### Requirement:
Omit images. Retype all entries verbatim.
════════
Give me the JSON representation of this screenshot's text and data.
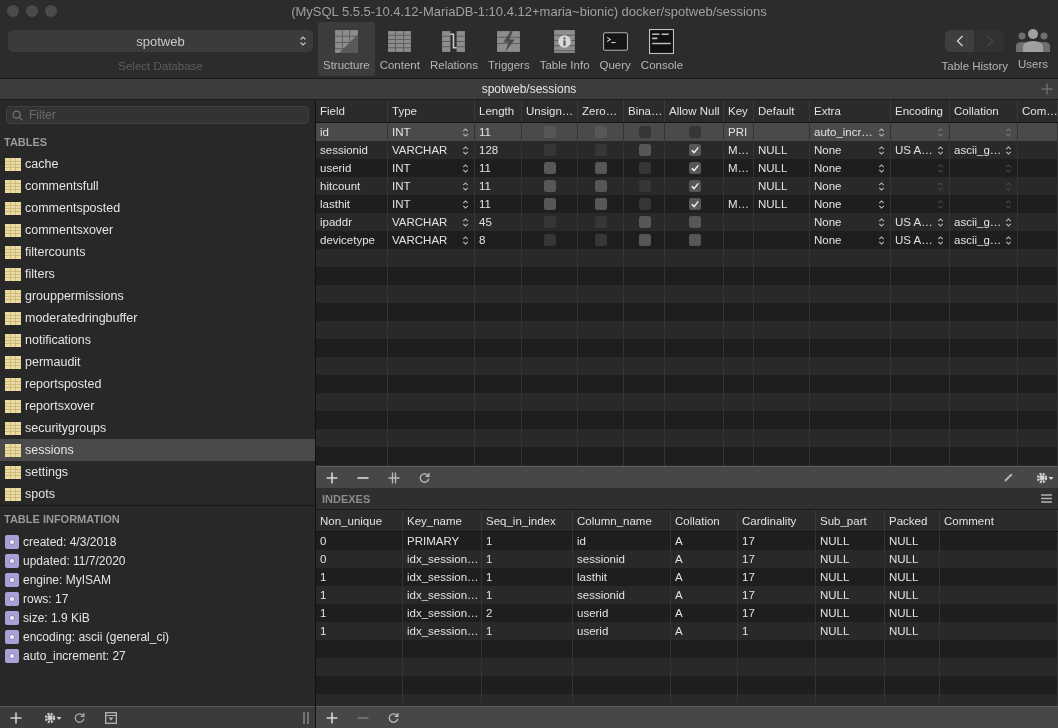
{
  "window": {
    "title": "(MySQL 5.5.5-10.4.12-MariaDB-1:10.4.12+maria~bionic) docker/spotweb/sessions"
  },
  "toolbar": {
    "database": {
      "value": "spotweb",
      "label": "Select Database"
    },
    "items": [
      {
        "label": "Structure",
        "kind": "structure",
        "selected": true
      },
      {
        "label": "Content",
        "kind": "content",
        "selected": false
      },
      {
        "label": "Relations",
        "kind": "relations",
        "selected": false
      },
      {
        "label": "Triggers",
        "kind": "triggers",
        "selected": false
      },
      {
        "label": "Table Info",
        "kind": "info",
        "selected": false
      },
      {
        "label": "Query",
        "kind": "query",
        "selected": false
      },
      {
        "label": "Console",
        "kind": "console",
        "selected": false
      }
    ],
    "history": {
      "label": "Table History",
      "back_enabled": true,
      "forward_enabled": false
    },
    "users": {
      "label": "Users"
    }
  },
  "path_bar": {
    "title": "spotweb/sessions"
  },
  "sidebar": {
    "filter": {
      "placeholder": "Filter"
    },
    "tables_title": "TABLES",
    "tables": [
      {
        "name": "cache",
        "selected": false
      },
      {
        "name": "commentsfull",
        "selected": false
      },
      {
        "name": "commentsposted",
        "selected": false
      },
      {
        "name": "commentsxover",
        "selected": false
      },
      {
        "name": "filtercounts",
        "selected": false
      },
      {
        "name": "filters",
        "selected": false
      },
      {
        "name": "grouppermissions",
        "selected": false
      },
      {
        "name": "moderatedringbuffer",
        "selected": false
      },
      {
        "name": "notifications",
        "selected": false
      },
      {
        "name": "permaudit",
        "selected": false
      },
      {
        "name": "reportsposted",
        "selected": false
      },
      {
        "name": "reportsxover",
        "selected": false
      },
      {
        "name": "securitygroups",
        "selected": false
      },
      {
        "name": "sessions",
        "selected": true
      },
      {
        "name": "settings",
        "selected": false
      },
      {
        "name": "spots",
        "selected": false
      }
    ],
    "info_title": "TABLE INFORMATION",
    "info": [
      "created: 4/3/2018",
      "updated: 11/7/2020",
      "engine: MyISAM",
      "rows: 17",
      "size: 1.9 KiB",
      "encoding: ascii (general_ci)",
      "auto_increment: 27"
    ]
  },
  "fields": {
    "columns": [
      "Field",
      "Type",
      "Length",
      "Unsign…",
      "Zero…",
      "Bina…",
      "Allow Null",
      "Key",
      "Default",
      "Extra",
      "Encoding",
      "Collation",
      "Com…"
    ],
    "rows": [
      {
        "field": "id",
        "type": "INT",
        "length": "11",
        "unsigned": {
          "checked": false,
          "enabled": true
        },
        "zerofill": {
          "checked": false,
          "enabled": true
        },
        "binary": {
          "checked": false,
          "enabled": false
        },
        "allow_null": {
          "checked": false,
          "enabled": false
        },
        "key": "PRI",
        "extra": "auto_incr…",
        "encoding": {
          "enabled": false
        },
        "collation": {
          "enabled": false
        },
        "selected": true
      },
      {
        "field": "sessionid",
        "type": "VARCHAR",
        "length": "128",
        "unsigned": {
          "checked": false,
          "enabled": false
        },
        "zerofill": {
          "checked": false,
          "enabled": false
        },
        "binary": {
          "checked": false,
          "enabled": true
        },
        "allow_null": {
          "checked": true,
          "enabled": true
        },
        "key": "M…",
        "default": "NULL",
        "extra": "None",
        "encoding": {
          "value": "US A…",
          "enabled": true
        },
        "collation": {
          "value": "ascii_g…",
          "enabled": true
        },
        "selected": false
      },
      {
        "field": "userid",
        "type": "INT",
        "length": "11",
        "unsigned": {
          "checked": false,
          "enabled": true
        },
        "zerofill": {
          "checked": false,
          "enabled": true
        },
        "binary": {
          "checked": false,
          "enabled": false
        },
        "allow_null": {
          "checked": true,
          "enabled": true
        },
        "key": "M…",
        "default": "NULL",
        "extra": "None",
        "encoding": {
          "enabled": false
        },
        "collation": {
          "enabled": false
        },
        "selected": false
      },
      {
        "field": "hitcount",
        "type": "INT",
        "length": "11",
        "unsigned": {
          "checked": false,
          "enabled": true
        },
        "zerofill": {
          "checked": false,
          "enabled": true
        },
        "binary": {
          "checked": false,
          "enabled": false
        },
        "allow_null": {
          "checked": true,
          "enabled": true
        },
        "default": "NULL",
        "extra": "None",
        "encoding": {
          "enabled": false
        },
        "collation": {
          "enabled": false
        },
        "selected": false
      },
      {
        "field": "lasthit",
        "type": "INT",
        "length": "11",
        "unsigned": {
          "checked": false,
          "enabled": true
        },
        "zerofill": {
          "checked": false,
          "enabled": true
        },
        "binary": {
          "checked": false,
          "enabled": false
        },
        "allow_null": {
          "checked": true,
          "enabled": true
        },
        "key": "M…",
        "default": "NULL",
        "extra": "None",
        "encoding": {
          "enabled": false
        },
        "collation": {
          "enabled": false
        },
        "selected": false
      },
      {
        "field": "ipaddr",
        "type": "VARCHAR",
        "length": "45",
        "unsigned": {
          "checked": false,
          "enabled": false
        },
        "zerofill": {
          "checked": false,
          "enabled": false
        },
        "binary": {
          "checked": false,
          "enabled": true
        },
        "allow_null": {
          "checked": false,
          "enabled": true
        },
        "extra": "None",
        "encoding": {
          "value": "US A…",
          "enabled": true
        },
        "collation": {
          "value": "ascii_g…",
          "enabled": true
        },
        "selected": false
      },
      {
        "field": "devicetype",
        "type": "VARCHAR",
        "length": "8",
        "unsigned": {
          "checked": false,
          "enabled": false
        },
        "zerofill": {
          "checked": false,
          "enabled": false
        },
        "binary": {
          "checked": false,
          "enabled": true
        },
        "allow_null": {
          "checked": false,
          "enabled": true
        },
        "extra": "None",
        "encoding": {
          "value": "US A…",
          "enabled": true
        },
        "collation": {
          "value": "ascii_g…",
          "enabled": true
        },
        "selected": false
      }
    ],
    "remove_enabled": true
  },
  "indexes": {
    "title": "INDEXES",
    "columns": [
      "Non_unique",
      "Key_name",
      "Seq_in_index",
      "Column_name",
      "Collation",
      "Cardinality",
      "Sub_part",
      "Packed",
      "Comment"
    ],
    "rows": [
      [
        "0",
        "PRIMARY",
        "1",
        "id",
        "A",
        "17",
        "NULL",
        "NULL"
      ],
      [
        "0",
        "idx_session…",
        "1",
        "sessionid",
        "A",
        "17",
        "NULL",
        "NULL"
      ],
      [
        "1",
        "idx_session…",
        "1",
        "lasthit",
        "A",
        "17",
        "NULL",
        "NULL"
      ],
      [
        "1",
        "idx_session…",
        "1",
        "sessionid",
        "A",
        "17",
        "NULL",
        "NULL"
      ],
      [
        "1",
        "idx_session…",
        "2",
        "userid",
        "A",
        "17",
        "NULL",
        "NULL"
      ],
      [
        "1",
        "idx_session…",
        "1",
        "userid",
        "A",
        "1",
        "NULL",
        "NULL"
      ]
    ],
    "remove_enabled": false
  }
}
════════
### Solution:
Give me the JSON representation of this screenshot's text and data.
{
  "window": {
    "title": "(MySQL 5.5.5-10.4.12-MariaDB-1:10.4.12+maria~bionic) docker/spotweb/sessions"
  },
  "toolbar": {
    "database": {
      "value": "spotweb",
      "label": "Select Database"
    },
    "items": [
      {
        "label": "Structure",
        "kind": "structure",
        "selected": true
      },
      {
        "label": "Content",
        "kind": "content",
        "selected": false
      },
      {
        "label": "Relations",
        "kind": "relations",
        "selected": false
      },
      {
        "label": "Triggers",
        "kind": "triggers",
        "selected": false
      },
      {
        "label": "Table Info",
        "kind": "info",
        "selected": false
      },
      {
        "label": "Query",
        "kind": "query",
        "selected": false
      },
      {
        "label": "Console",
        "kind": "console",
        "selected": false
      }
    ],
    "history": {
      "label": "Table History",
      "back_enabled": true,
      "forward_enabled": false
    },
    "users": {
      "label": "Users"
    }
  },
  "path_bar": {
    "title": "spotweb/sessions"
  },
  "sidebar": {
    "filter": {
      "placeholder": "Filter"
    },
    "tables_title": "TABLES",
    "tables": [
      {
        "name": "cache",
        "selected": false
      },
      {
        "name": "commentsfull",
        "selected": false
      },
      {
        "name": "commentsposted",
        "selected": false
      },
      {
        "name": "commentsxover",
        "selected": false
      },
      {
        "name": "filtercounts",
        "selected": false
      },
      {
        "name": "filters",
        "selected": false
      },
      {
        "name": "grouppermissions",
        "selected": false
      },
      {
        "name": "moderatedringbuffer",
        "selected": false
      },
      {
        "name": "notifications",
        "selected": false
      },
      {
        "name": "permaudit",
        "selected": false
      },
      {
        "name": "reportsposted",
        "selected": false
      },
      {
        "name": "reportsxover",
        "selected": false
      },
      {
        "name": "securitygroups",
        "selected": false
      },
      {
        "name": "sessions",
        "selected": true
      },
      {
        "name": "settings",
        "selected": false
      },
      {
        "name": "spots",
        "selected": false
      }
    ],
    "info_title": "TABLE INFORMATION",
    "info": [
      "created: 4/3/2018",
      "updated: 11/7/2020",
      "engine: MyISAM",
      "rows: 17",
      "size: 1.9 KiB",
      "encoding: ascii (general_ci)",
      "auto_increment: 27"
    ]
  },
  "fields": {
    "columns": [
      "Field",
      "Type",
      "Length",
      "Unsign…",
      "Zero…",
      "Bina…",
      "Allow Null",
      "Key",
      "Default",
      "Extra",
      "Encoding",
      "Collation",
      "Com…"
    ],
    "rows": [
      {
        "field": "id",
        "type": "INT",
        "length": "11",
        "unsigned": {
          "checked": false,
          "enabled": true
        },
        "zerofill": {
          "checked": false,
          "enabled": true
        },
        "binary": {
          "checked": false,
          "enabled": false
        },
        "allow_null": {
          "checked": false,
          "enabled": false
        },
        "key": "PRI",
        "extra": "auto_incr…",
        "encoding": {
          "enabled": false
        },
        "collation": {
          "enabled": false
        },
        "selected": true
      },
      {
        "field": "sessionid",
        "type": "VARCHAR",
        "length": "128",
        "unsigned": {
          "checked": false,
          "enabled": false
        },
        "zerofill": {
          "checked": false,
          "enabled": false
        },
        "binary": {
          "checked": false,
          "enabled": true
        },
        "allow_null": {
          "checked": true,
          "enabled": true
        },
        "key": "M…",
        "default": "NULL",
        "extra": "None",
        "encoding": {
          "value": "US A…",
          "enabled": true
        },
        "collation": {
          "value": "ascii_g…",
          "enabled": true
        },
        "selected": false
      },
      {
        "field": "userid",
        "type": "INT",
        "length": "11",
        "unsigned": {
          "checked": false,
          "enabled": true
        },
        "zerofill": {
          "checked": false,
          "enabled": true
        },
        "binary": {
          "checked": false,
          "enabled": false
        },
        "allow_null": {
          "checked": true,
          "enabled": true
        },
        "key": "M…",
        "default": "NULL",
        "extra": "None",
        "encoding": {
          "enabled": false
        },
        "collation": {
          "enabled": false
        },
        "selected": false
      },
      {
        "field": "hitcount",
        "type": "INT",
        "length": "11",
        "unsigned": {
          "checked": false,
          "enabled": true
        },
        "zerofill": {
          "checked": false,
          "enabled": true
        },
        "binary": {
          "checked": false,
          "enabled": false
        },
        "allow_null": {
          "checked": true,
          "enabled": true
        },
        "default": "NULL",
        "extra": "None",
        "encoding": {
          "enabled": false
        },
        "collation": {
          "enabled": false
        },
        "selected": false
      },
      {
        "field": "lasthit",
        "type": "INT",
        "length": "11",
        "unsigned": {
          "checked": false,
          "enabled": true
        },
        "zerofill": {
          "checked": false,
          "enabled": true
        },
        "binary": {
          "checked": false,
          "enabled": false
        },
        "allow_null": {
          "checked": true,
          "enabled": true
        },
        "key": "M…",
        "default": "NULL",
        "extra": "None",
        "encoding": {
          "enabled": false
        },
        "collation": {
          "enabled": false
        },
        "selected": false
      },
      {
        "field": "ipaddr",
        "type": "VARCHAR",
        "length": "45",
        "unsigned": {
          "checked": false,
          "enabled": false
        },
        "zerofill": {
          "checked": false,
          "enabled": false
        },
        "binary": {
          "checked": false,
          "enabled": true
        },
        "allow_null": {
          "checked": false,
          "enabled": true
        },
        "extra": "None",
        "encoding": {
          "value": "US A…",
          "enabled": true
        },
        "collation": {
          "value": "ascii_g…",
          "enabled": true
        },
        "selected": false
      },
      {
        "field": "devicetype",
        "type": "VARCHAR",
        "length": "8",
        "unsigned": {
          "checked": false,
          "enabled": false
        },
        "zerofill": {
          "checked": false,
          "enabled": false
        },
        "binary": {
          "checked": false,
          "enabled": true
        },
        "allow_null": {
          "checked": false,
          "enabled": true
        },
        "extra": "None",
        "encoding": {
          "value": "US A…",
          "enabled": true
        },
        "collation": {
          "value": "ascii_g…",
          "enabled": true
        },
        "selected": false
      }
    ],
    "remove_enabled": true
  },
  "indexes": {
    "title": "INDEXES",
    "columns": [
      "Non_unique",
      "Key_name",
      "Seq_in_index",
      "Column_name",
      "Collation",
      "Cardinality",
      "Sub_part",
      "Packed",
      "Comment"
    ],
    "rows": [
      [
        "0",
        "PRIMARY",
        "1",
        "id",
        "A",
        "17",
        "NULL",
        "NULL"
      ],
      [
        "0",
        "idx_session…",
        "1",
        "sessionid",
        "A",
        "17",
        "NULL",
        "NULL"
      ],
      [
        "1",
        "idx_session…",
        "1",
        "lasthit",
        "A",
        "17",
        "NULL",
        "NULL"
      ],
      [
        "1",
        "idx_session…",
        "1",
        "sessionid",
        "A",
        "17",
        "NULL",
        "NULL"
      ],
      [
        "1",
        "idx_session…",
        "2",
        "userid",
        "A",
        "17",
        "NULL",
        "NULL"
      ],
      [
        "1",
        "idx_session…",
        "1",
        "userid",
        "A",
        "1",
        "NULL",
        "NULL"
      ]
    ],
    "remove_enabled": false
  }
}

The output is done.